Dataset items:
★ ★ ★ ★
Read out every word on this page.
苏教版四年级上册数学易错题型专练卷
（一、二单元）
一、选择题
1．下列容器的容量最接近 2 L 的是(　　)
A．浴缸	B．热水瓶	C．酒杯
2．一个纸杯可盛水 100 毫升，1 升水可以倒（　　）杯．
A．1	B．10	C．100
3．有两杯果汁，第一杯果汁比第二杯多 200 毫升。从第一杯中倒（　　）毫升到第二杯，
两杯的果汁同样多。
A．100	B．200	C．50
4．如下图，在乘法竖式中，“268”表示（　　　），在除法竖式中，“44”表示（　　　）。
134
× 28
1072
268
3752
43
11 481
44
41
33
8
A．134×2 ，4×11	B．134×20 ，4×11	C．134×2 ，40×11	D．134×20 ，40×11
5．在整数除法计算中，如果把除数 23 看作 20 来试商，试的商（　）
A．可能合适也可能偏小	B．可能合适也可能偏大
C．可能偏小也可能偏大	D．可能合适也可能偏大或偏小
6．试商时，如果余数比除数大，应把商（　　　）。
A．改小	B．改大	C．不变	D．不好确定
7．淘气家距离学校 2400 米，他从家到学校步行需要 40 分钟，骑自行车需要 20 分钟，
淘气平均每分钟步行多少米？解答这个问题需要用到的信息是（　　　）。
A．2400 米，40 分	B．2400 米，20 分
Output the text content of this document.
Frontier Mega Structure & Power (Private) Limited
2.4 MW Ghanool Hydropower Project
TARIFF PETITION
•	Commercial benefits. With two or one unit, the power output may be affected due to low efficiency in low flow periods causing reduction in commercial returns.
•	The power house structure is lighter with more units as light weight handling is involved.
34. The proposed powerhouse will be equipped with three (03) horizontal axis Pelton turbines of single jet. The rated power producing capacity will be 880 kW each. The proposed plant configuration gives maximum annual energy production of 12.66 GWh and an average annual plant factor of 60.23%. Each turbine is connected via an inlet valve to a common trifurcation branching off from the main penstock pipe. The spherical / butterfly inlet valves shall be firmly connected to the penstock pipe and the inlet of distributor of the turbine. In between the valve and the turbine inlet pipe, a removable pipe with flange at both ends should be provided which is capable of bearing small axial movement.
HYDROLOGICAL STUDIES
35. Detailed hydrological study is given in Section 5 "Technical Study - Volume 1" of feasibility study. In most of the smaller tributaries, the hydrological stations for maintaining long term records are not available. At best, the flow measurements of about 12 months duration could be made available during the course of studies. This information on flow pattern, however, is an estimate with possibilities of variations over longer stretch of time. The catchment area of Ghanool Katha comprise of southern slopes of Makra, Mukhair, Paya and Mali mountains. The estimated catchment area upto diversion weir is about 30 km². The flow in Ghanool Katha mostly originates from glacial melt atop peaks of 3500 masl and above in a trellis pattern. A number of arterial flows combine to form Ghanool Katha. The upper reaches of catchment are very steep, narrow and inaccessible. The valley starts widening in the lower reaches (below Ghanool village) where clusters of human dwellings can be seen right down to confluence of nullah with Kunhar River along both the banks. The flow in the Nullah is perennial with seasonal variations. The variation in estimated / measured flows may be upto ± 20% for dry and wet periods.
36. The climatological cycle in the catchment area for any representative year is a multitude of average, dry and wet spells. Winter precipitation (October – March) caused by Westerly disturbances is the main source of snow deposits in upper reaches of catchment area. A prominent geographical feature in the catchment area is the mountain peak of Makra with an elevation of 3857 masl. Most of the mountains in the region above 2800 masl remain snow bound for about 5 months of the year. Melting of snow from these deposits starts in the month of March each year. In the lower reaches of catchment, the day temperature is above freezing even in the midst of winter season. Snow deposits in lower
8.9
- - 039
★ ★ ★ ★
What do the records say? Quote them all exactly.

Read out every word on this page.
苏教版四年级上册数学易错题型专练卷
（一、二单元）
一、选择题
1．下列容器的容量最接近 2 L 的是(　　)
A．浴缸	B．热水瓶	C．酒杯
2．一个纸杯可盛水 100 毫升，1 升水可以倒（　　）杯．
A．1	B．10	C．100
3．有两杯果汁，第一杯果汁比第二杯多 200 毫升。从第一杯中倒（　　）毫升到第二杯，
两杯的果汁同样多。
A．100	B．200	C．50
4．如下图，在乘法竖式中，“268”表示（　　　），在除法竖式中，“44”表示（　　　）。
134
× 28
1072
268
3752
43
11 481
44
41
33
8
A．134×2 ，4×11	B．134×20 ，4×11	C．134×2 ，40×11	D．134×20 ，40×11
5．在整数除法计算中，如果把除数 23 看作 20 来试商，试的商（　）
A．可能合适也可能偏小	B．可能合适也可能偏大
C．可能偏小也可能偏大	D．可能合适也可能偏大或偏小
6．试商时，如果余数比除数大，应把商（　　　）。
A．改小	B．改大	C．不变	D．不好确定
7．淘气家距离学校 2400 米，他从家到学校步行需要 40 分钟，骑自行车需要 20 分钟，
淘气平均每分钟步行多少米？解答这个问题需要用到的信息是（　　　）。
A．2400 米，40 分	B．2400 米，20 分
Output the text content of this document.
Frontier Mega Structure & Power (Private) Limited
2.4 MW Ghanool Hydropower Project
TARIFF PETITION
•	Commercial benefits. With two or one unit, the power output may be affected due to low efficiency in low flow periods causing reduction in commercial returns.
•	The power house structure is lighter with more units as light weight handling is involved.
34. The proposed powerhouse will be equipped with three (03) horizontal axis Pelton turbines of single jet. The rated power producing capacity will be 880 kW each. The proposed plant configuration gives maximum annual energy production of 12.66 GWh and an average annual plant factor of 60.23%. Each turbine is connected via an inlet valve to a common trifurcation branching off from the main penstock pipe. The spherical / butterfly inlet valves shall be firmly connected to the penstock pipe and the inlet of distributor of the turbine. In between the valve and the turbine inlet pipe, a removable pipe with flange at both ends should be provided which is capable of bearing small axial movement.
HYDROLOGICAL STUDIES
35. Detailed hydrological study is given in Section 5 "Technical Study - Volume 1" of feasibility study. In most of the smaller tributaries, the hydrological stations for maintaining long term records are not available. At best, the flow measurements of about 12 months duration could be made available during the course of studies. This information on flow pattern, however, is an estimate with possibilities of variations over longer stretch of time. The catchment area of Ghanool Katha comprise of southern slopes of Makra, Mukhair, Paya and Mali mountains. The estimated catchment area upto diversion weir is about 30 km². The flow in Ghanool Katha mostly originates from glacial melt atop peaks of 3500 masl and above in a trellis pattern. A number of arterial flows combine to form Ghanool Katha. The upper reaches of catchment are very steep, narrow and inaccessible. The valley starts widening in the lower reaches (below Ghanool village) where clusters of human dwellings can be seen right down to confluence of nullah with Kunhar River along both the banks. The flow in the Nullah is perennial with seasonal variations. The variation in estimated / measured flows may be upto ± 20% for dry and wet periods.
36. The climatological cycle in the catchment area for any representative year is a multitude of average, dry and wet spells. Winter precipitation (October – March) caused by Westerly disturbances is the main source of snow deposits in upper reaches of catchment area. A prominent geographical feature in the catchment area is the mountain peak of Makra with an elevation of 3857 masl. Most of the mountains in the region above 2800 masl remain snow bound for about 5 months of the year. Melting of snow from these deposits starts in the month of March each year. In the lower reaches of catchment, the day temperature is above freezing even in the midst of winter season. Snow deposits in lower
8.9
- - 039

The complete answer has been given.